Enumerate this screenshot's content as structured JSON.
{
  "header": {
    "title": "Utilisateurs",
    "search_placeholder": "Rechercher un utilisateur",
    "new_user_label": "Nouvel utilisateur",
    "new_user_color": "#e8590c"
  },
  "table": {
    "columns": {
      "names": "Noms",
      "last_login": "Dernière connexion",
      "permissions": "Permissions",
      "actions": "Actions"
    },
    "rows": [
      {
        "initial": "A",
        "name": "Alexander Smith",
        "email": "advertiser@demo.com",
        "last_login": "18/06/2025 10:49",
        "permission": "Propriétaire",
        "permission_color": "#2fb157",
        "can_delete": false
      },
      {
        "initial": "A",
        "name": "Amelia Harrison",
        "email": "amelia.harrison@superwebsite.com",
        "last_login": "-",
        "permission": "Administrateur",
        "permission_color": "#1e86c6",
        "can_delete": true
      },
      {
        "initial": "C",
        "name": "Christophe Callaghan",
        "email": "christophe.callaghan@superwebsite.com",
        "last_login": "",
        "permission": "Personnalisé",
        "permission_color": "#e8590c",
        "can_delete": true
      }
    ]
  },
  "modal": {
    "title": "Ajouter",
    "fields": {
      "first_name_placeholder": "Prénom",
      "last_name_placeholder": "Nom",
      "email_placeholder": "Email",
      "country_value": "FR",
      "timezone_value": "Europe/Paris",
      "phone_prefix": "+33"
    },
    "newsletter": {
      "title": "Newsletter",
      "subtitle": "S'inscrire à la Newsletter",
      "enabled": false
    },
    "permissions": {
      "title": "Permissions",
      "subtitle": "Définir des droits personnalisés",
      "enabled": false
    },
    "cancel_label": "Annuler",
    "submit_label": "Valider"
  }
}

▸ **TASK STATEMENT**
Emit the full listing verbatim.

▸ **TASK OUTPUT**
Enumerate this screenshot's content as structured JSON.
{
  "header": {
    "title": "Utilisateurs",
    "search_placeholder": "Rechercher un utilisateur",
    "new_user_label": "Nouvel utilisateur",
    "new_user_color": "#e8590c"
  },
  "table": {
    "columns": {
      "names": "Noms",
      "last_login": "Dernière connexion",
      "permissions": "Permissions",
      "actions": "Actions"
    },
    "rows": [
      {
        "initial": "A",
        "name": "Alexander Smith",
        "email": "advertiser@demo.com",
        "last_login": "18/06/2025 10:49",
        "permission": "Propriétaire",
        "permission_color": "#2fb157",
        "can_delete": false
      },
      {
        "initial": "A",
        "name": "Amelia Harrison",
        "email": "amelia.harrison@superwebsite.com",
        "last_login": "-",
        "permission": "Administrateur",
        "permission_color": "#1e86c6",
        "can_delete": true
      },
      {
        "initial": "C",
        "name": "Christophe Callaghan",
        "email": "christophe.callaghan@superwebsite.com",
        "last_login": "",
        "permission": "Personnalisé",
        "permission_color": "#e8590c",
        "can_delete": true
      }
    ]
  },
  "modal": {
    "title": "Ajouter",
    "fields": {
      "first_name_placeholder": "Prénom",
      "last_name_placeholder": "Nom",
      "email_placeholder": "Email",
      "country_value": "FR",
      "timezone_value": "Europe/Paris",
      "phone_prefix": "+33"
    },
    "newsletter": {
      "title": "Newsletter",
      "subtitle": "S'inscrire à la Newsletter",
      "enabled": false
    },
    "permissions": {
      "title": "Permissions",
      "subtitle": "Définir des droits personnalisés",
      "enabled": false
    },
    "cancel_label": "Annuler",
    "submit_label": "Valider"
  }
}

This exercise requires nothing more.